**SHORT EXERCISE**
Repeat the material below exactly, line for line.

**INPUT DATA**

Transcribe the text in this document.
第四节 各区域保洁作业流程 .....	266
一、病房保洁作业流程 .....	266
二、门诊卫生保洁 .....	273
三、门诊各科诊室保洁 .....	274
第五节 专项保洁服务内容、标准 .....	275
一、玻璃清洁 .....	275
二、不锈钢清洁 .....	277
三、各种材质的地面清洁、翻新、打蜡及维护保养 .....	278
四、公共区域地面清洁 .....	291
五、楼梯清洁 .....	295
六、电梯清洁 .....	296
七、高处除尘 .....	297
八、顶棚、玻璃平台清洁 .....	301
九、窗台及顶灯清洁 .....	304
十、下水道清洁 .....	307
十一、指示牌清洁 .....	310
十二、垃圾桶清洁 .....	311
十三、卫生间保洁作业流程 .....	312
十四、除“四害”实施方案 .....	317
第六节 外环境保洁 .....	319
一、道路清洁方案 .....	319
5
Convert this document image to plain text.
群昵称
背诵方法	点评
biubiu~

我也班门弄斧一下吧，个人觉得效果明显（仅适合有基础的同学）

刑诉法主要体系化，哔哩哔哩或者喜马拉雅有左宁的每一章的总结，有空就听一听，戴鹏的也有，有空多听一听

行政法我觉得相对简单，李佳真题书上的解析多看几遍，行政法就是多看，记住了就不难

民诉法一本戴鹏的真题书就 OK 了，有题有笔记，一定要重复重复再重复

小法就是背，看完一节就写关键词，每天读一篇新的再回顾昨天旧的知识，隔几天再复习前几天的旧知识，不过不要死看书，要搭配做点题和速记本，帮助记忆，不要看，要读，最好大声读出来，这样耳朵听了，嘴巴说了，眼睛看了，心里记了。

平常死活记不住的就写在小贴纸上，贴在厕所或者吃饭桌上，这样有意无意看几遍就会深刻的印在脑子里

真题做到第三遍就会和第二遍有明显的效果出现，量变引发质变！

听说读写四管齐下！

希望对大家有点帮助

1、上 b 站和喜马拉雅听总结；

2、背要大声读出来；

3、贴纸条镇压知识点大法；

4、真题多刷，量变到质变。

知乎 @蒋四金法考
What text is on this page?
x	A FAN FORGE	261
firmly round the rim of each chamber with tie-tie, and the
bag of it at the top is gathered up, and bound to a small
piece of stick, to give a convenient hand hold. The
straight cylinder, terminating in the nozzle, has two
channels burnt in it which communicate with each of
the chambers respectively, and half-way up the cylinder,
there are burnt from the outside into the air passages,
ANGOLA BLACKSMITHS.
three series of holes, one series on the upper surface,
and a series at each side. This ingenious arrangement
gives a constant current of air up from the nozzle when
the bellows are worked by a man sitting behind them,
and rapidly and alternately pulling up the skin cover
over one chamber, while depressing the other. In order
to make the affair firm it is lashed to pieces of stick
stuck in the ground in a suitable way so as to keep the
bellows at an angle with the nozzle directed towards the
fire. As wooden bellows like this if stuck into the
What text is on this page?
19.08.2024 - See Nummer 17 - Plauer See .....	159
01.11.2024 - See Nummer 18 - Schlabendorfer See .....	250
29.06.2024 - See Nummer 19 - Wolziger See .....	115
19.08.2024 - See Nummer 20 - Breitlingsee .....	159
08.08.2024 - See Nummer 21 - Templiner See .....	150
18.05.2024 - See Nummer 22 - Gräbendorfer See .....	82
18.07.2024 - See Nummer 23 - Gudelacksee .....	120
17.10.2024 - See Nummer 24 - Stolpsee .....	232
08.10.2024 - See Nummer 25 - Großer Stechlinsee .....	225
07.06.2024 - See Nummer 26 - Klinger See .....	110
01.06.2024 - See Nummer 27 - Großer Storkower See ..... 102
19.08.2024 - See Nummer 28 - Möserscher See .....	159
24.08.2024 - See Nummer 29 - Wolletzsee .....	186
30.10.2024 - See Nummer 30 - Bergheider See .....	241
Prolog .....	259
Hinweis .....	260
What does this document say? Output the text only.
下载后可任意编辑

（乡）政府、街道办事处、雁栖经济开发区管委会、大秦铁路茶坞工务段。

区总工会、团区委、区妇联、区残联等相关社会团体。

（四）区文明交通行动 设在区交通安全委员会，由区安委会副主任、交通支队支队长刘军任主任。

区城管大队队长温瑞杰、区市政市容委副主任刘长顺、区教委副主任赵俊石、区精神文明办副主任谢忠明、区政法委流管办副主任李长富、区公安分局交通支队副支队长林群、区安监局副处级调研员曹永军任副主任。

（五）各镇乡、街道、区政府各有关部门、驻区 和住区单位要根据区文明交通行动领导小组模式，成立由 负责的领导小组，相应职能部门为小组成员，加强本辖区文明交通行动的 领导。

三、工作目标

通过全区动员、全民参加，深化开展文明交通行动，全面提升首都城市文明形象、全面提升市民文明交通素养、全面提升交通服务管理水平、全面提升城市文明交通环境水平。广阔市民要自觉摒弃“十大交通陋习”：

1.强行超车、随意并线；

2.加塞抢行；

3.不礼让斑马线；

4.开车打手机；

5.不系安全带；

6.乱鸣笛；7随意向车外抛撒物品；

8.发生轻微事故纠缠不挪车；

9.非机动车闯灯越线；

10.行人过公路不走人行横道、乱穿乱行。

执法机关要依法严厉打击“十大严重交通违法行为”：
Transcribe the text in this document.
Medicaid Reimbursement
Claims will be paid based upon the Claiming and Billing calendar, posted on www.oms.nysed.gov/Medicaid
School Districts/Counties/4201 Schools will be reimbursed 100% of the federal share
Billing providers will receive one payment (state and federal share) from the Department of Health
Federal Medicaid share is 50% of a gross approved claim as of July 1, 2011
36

**THE RESULT**
Transcribe the text in this document.
第四节 各区域保洁作业流程 .....	266
一、病房保洁作业流程 .....	266
二、门诊卫生保洁 .....	273
三、门诊各科诊室保洁 .....	274
第五节 专项保洁服务内容、标准 .....	275
一、玻璃清洁 .....	275
二、不锈钢清洁 .....	277
三、各种材质的地面清洁、翻新、打蜡及维护保养 .....	278
四、公共区域地面清洁 .....	291
五、楼梯清洁 .....	295
六、电梯清洁 .....	296
七、高处除尘 .....	297
八、顶棚、玻璃平台清洁 .....	301
九、窗台及顶灯清洁 .....	304
十、下水道清洁 .....	307
十一、指示牌清洁 .....	310
十二、垃圾桶清洁 .....	311
十三、卫生间保洁作业流程 .....	312
十四、除“四害”实施方案 .....	317
第六节 外环境保洁 .....	319
一、道路清洁方案 .....	319
5
Convert this document image to plain text.
群昵称
背诵方法	点评
biubiu~

我也班门弄斧一下吧，个人觉得效果明显（仅适合有基础的同学）

刑诉法主要体系化，哔哩哔哩或者喜马拉雅有左宁的每一章的总结，有空就听一听，戴鹏的也有，有空多听一听

行政法我觉得相对简单，李佳真题书上的解析多看几遍，行政法就是多看，记住了就不难

民诉法一本戴鹏的真题书就 OK 了，有题有笔记，一定要重复重复再重复

小法就是背，看完一节就写关键词，每天读一篇新的再回顾昨天旧的知识，隔几天再复习前几天的旧知识，不过不要死看书，要搭配做点题和速记本，帮助记忆，不要看，要读，最好大声读出来，这样耳朵听了，嘴巴说了，眼睛看了，心里记了。

平常死活记不住的就写在小贴纸上，贴在厕所或者吃饭桌上，这样有意无意看几遍就会深刻的印在脑子里

真题做到第三遍就会和第二遍有明显的效果出现，量变引发质变！

听说读写四管齐下！

希望对大家有点帮助

1、上 b 站和喜马拉雅听总结；

2、背要大声读出来；

3、贴纸条镇压知识点大法；

4、真题多刷，量变到质变。

知乎 @蒋四金法考
What text is on this page?
x	A FAN FORGE	261
firmly round the rim of each chamber with tie-tie, and the
bag of it at the top is gathered up, and bound to a small
piece of stick, to give a convenient hand hold. The
straight cylinder, terminating in the nozzle, has two
channels burnt in it which communicate with each of
the chambers respectively, and half-way up the cylinder,
there are burnt from the outside into the air passages,
ANGOLA BLACKSMITHS.
three series of holes, one series on the upper surface,
and a series at each side. This ingenious arrangement
gives a constant current of air up from the nozzle when
the bellows are worked by a man sitting behind them,
and rapidly and alternately pulling up the skin cover
over one chamber, while depressing the other. In order
to make the affair firm it is lashed to pieces of stick
stuck in the ground in a suitable way so as to keep the
bellows at an angle with the nozzle directed towards the
fire. As wooden bellows like this if stuck into the
What text is on this page?
19.08.2024 - See Nummer 17 - Plauer See .....	159
01.11.2024 - See Nummer 18 - Schlabendorfer See .....	250
29.06.2024 - See Nummer 19 - Wolziger See .....	115
19.08.2024 - See Nummer 20 - Breitlingsee .....	159
08.08.2024 - See Nummer 21 - Templiner See .....	150
18.05.2024 - See Nummer 22 - Gräbendorfer See .....	82
18.07.2024 - See Nummer 23 - Gudelacksee .....	120
17.10.2024 - See Nummer 24 - Stolpsee .....	232
08.10.2024 - See Nummer 25 - Großer Stechlinsee .....	225
07.06.2024 - See Nummer 26 - Klinger See .....	110
01.06.2024 - See Nummer 27 - Großer Storkower See ..... 102
19.08.2024 - See Nummer 28 - Möserscher See .....	159
24.08.2024 - See Nummer 29 - Wolletzsee .....	186
30.10.2024 - See Nummer 30 - Bergheider See .....	241
Prolog .....	259
Hinweis .....	260
What does this document say? Output the text only.
下载后可任意编辑

（乡）政府、街道办事处、雁栖经济开发区管委会、大秦铁路茶坞工务段。

区总工会、团区委、区妇联、区残联等相关社会团体。

（四）区文明交通行动 设在区交通安全委员会，由区安委会副主任、交通支队支队长刘军任主任。

区城管大队队长温瑞杰、区市政市容委副主任刘长顺、区教委副主任赵俊石、区精神文明办副主任谢忠明、区政法委流管办副主任李长富、区公安分局交通支队副支队长林群、区安监局副处级调研员曹永军任副主任。

（五）各镇乡、街道、区政府各有关部门、驻区 和住区单位要根据区文明交通行动领导小组模式，成立由 负责的领导小组，相应职能部门为小组成员，加强本辖区文明交通行动的 领导。

三、工作目标

通过全区动员、全民参加，深化开展文明交通行动，全面提升首都城市文明形象、全面提升市民文明交通素养、全面提升交通服务管理水平、全面提升城市文明交通环境水平。广阔市民要自觉摒弃“十大交通陋习”：

1.强行超车、随意并线；

2.加塞抢行；

3.不礼让斑马线；

4.开车打手机；

5.不系安全带；

6.乱鸣笛；7随意向车外抛撒物品；

8.发生轻微事故纠缠不挪车；

9.非机动车闯灯越线；

10.行人过公路不走人行横道、乱穿乱行。

执法机关要依法严厉打击“十大严重交通违法行为”：
Transcribe the text in this document.
Medicaid Reimbursement
Claims will be paid based upon the Claiming and Billing calendar, posted on www.oms.nysed.gov/Medicaid
School Districts/Counties/4201 Schools will be reimbursed 100% of the federal share
Billing providers will receive one payment (state and federal share) from the Department of Health
Federal Medicaid share is 50% of a gross approved claim as of July 1, 2011
36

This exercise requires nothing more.